» **WHAT THE TASK ASKS**: Filter the data below for the string "that" and copy each matching line.

==== STORED ROWS

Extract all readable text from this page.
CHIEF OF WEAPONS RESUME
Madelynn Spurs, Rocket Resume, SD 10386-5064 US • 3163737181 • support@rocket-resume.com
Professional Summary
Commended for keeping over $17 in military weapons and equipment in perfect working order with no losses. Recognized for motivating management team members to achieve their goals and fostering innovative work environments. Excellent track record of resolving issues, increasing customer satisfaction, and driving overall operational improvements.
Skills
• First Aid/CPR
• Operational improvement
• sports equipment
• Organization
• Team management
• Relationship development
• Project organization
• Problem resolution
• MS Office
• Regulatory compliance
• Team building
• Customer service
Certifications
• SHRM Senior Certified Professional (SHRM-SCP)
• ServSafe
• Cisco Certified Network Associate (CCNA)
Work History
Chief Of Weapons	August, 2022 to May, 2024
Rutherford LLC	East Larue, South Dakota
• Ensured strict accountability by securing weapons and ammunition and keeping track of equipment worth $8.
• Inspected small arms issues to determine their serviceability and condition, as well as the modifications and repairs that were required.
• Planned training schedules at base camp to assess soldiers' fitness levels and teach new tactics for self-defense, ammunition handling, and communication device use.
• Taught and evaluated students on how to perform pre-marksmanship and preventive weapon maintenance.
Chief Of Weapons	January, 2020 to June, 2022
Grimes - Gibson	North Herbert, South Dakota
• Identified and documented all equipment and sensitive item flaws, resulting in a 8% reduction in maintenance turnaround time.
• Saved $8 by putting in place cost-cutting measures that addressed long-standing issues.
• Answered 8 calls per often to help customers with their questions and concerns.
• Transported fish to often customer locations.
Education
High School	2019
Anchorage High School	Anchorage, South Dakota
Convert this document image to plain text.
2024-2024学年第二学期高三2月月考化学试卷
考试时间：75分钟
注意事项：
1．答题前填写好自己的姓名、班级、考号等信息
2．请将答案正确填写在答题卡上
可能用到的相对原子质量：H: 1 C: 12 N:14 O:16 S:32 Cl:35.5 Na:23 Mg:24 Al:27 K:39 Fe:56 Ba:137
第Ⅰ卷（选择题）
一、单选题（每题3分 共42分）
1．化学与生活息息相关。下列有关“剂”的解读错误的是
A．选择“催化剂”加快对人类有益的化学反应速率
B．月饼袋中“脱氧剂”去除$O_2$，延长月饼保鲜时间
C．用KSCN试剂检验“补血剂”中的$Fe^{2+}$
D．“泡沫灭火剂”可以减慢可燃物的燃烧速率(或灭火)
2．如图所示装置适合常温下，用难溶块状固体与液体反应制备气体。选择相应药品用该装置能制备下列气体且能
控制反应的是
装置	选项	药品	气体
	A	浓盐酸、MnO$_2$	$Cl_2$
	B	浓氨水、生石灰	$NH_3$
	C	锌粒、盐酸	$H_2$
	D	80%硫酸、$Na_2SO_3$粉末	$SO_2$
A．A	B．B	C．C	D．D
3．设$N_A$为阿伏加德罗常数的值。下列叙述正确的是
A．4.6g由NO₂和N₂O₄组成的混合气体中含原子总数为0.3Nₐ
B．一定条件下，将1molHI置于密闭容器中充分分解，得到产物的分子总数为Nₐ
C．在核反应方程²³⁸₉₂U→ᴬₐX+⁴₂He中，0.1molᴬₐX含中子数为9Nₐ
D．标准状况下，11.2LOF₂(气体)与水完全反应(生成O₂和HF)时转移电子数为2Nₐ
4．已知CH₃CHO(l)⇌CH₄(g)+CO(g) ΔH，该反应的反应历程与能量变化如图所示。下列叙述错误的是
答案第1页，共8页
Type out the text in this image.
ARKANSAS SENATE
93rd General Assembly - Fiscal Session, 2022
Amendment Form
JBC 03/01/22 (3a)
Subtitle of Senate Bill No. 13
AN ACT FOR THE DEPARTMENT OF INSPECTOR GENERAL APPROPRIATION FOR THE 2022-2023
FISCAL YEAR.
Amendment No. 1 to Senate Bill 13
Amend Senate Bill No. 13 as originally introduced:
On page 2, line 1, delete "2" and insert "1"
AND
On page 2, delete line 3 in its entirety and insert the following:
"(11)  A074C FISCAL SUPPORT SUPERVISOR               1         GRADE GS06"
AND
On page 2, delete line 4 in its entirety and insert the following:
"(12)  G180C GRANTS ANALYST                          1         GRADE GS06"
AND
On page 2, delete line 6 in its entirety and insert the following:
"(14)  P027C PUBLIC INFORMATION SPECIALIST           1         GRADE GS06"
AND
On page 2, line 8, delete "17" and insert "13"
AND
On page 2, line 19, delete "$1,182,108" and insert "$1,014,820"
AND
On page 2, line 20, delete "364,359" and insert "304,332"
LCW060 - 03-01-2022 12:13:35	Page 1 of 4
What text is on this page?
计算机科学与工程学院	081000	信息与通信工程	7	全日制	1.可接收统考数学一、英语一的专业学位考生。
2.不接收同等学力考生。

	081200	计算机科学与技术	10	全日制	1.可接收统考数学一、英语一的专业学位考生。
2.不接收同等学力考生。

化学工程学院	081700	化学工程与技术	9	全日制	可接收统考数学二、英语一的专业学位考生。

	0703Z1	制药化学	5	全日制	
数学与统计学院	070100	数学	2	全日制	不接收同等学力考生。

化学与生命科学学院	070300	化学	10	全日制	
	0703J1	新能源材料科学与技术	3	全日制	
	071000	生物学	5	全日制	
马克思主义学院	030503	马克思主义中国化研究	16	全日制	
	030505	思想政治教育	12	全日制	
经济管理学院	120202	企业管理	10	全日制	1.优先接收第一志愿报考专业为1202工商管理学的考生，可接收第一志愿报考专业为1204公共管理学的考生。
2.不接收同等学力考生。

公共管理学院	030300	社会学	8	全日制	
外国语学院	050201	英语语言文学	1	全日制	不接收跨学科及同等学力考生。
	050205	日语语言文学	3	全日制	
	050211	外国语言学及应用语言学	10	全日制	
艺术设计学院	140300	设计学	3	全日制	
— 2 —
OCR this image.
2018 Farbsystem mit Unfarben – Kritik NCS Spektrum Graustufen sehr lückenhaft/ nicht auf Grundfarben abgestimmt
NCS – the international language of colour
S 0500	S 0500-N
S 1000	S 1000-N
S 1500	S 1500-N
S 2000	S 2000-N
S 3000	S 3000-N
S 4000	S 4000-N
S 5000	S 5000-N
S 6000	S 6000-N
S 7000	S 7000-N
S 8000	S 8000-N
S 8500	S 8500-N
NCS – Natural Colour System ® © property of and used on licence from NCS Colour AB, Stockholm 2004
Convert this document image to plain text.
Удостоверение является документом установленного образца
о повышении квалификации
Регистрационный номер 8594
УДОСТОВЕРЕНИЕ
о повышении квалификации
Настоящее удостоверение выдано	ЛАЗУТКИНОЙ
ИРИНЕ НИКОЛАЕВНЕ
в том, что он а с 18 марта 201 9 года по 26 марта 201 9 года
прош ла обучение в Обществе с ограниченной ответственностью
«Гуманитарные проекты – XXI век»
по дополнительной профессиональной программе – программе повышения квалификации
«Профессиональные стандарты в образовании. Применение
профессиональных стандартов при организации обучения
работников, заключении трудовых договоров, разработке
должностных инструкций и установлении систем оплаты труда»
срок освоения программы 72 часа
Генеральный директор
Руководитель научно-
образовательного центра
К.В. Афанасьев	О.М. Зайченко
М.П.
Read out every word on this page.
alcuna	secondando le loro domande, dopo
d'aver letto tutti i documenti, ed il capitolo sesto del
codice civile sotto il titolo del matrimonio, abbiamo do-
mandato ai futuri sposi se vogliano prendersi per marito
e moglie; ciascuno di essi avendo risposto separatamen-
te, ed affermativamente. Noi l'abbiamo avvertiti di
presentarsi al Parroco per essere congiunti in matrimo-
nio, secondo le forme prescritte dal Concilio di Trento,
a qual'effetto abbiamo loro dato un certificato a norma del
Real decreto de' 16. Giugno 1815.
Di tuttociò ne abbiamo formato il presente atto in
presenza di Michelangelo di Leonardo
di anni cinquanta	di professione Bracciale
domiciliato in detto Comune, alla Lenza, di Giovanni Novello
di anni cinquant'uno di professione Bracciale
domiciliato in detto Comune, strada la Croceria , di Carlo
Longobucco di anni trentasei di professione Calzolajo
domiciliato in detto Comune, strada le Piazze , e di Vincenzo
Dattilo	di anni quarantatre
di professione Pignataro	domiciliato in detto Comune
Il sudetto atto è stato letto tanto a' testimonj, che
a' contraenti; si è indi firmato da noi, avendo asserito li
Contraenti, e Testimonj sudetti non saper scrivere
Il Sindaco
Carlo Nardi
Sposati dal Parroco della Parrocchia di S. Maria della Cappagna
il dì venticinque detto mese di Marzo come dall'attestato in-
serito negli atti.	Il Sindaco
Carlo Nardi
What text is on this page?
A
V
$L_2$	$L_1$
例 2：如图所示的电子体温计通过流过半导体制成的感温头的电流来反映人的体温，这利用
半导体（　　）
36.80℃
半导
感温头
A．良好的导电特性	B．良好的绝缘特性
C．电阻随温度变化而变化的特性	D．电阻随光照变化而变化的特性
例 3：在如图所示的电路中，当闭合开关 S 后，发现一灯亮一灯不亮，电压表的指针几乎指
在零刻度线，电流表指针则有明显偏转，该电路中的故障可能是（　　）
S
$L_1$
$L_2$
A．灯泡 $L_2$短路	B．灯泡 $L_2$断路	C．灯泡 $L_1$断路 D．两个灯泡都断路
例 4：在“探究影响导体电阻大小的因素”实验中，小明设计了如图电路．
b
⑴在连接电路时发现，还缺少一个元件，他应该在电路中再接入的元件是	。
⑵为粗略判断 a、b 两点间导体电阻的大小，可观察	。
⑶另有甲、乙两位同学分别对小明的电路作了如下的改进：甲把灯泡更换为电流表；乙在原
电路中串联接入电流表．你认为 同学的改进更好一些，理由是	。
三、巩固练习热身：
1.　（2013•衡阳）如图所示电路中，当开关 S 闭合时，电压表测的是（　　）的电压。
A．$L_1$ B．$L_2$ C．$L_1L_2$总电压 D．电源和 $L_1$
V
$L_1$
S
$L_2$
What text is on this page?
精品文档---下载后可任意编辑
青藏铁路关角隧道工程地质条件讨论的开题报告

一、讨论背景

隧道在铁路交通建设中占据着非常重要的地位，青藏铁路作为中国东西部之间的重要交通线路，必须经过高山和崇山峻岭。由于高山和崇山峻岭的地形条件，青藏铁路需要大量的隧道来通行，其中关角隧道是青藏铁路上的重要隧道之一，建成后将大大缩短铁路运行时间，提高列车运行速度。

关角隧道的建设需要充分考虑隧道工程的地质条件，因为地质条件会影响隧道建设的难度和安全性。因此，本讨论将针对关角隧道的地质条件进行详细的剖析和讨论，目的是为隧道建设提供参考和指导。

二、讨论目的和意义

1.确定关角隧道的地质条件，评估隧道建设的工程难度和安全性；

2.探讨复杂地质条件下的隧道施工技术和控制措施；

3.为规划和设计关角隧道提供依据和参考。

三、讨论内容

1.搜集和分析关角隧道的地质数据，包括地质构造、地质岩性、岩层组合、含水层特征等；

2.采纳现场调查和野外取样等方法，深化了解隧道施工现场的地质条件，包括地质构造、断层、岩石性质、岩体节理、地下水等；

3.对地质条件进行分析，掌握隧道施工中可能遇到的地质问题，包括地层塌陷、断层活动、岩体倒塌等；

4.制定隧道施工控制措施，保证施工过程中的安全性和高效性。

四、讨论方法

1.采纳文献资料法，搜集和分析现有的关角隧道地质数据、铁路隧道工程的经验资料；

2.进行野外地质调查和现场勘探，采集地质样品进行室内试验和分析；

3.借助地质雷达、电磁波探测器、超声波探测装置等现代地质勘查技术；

========

» **EXERCISE RESPONSE**:
• Inspected small arms issues to determine their serviceability and condition, as well as the modifications and repairs that were required.
• Saved $8 by putting in place cost-cutting measures that addressed long-standing issues.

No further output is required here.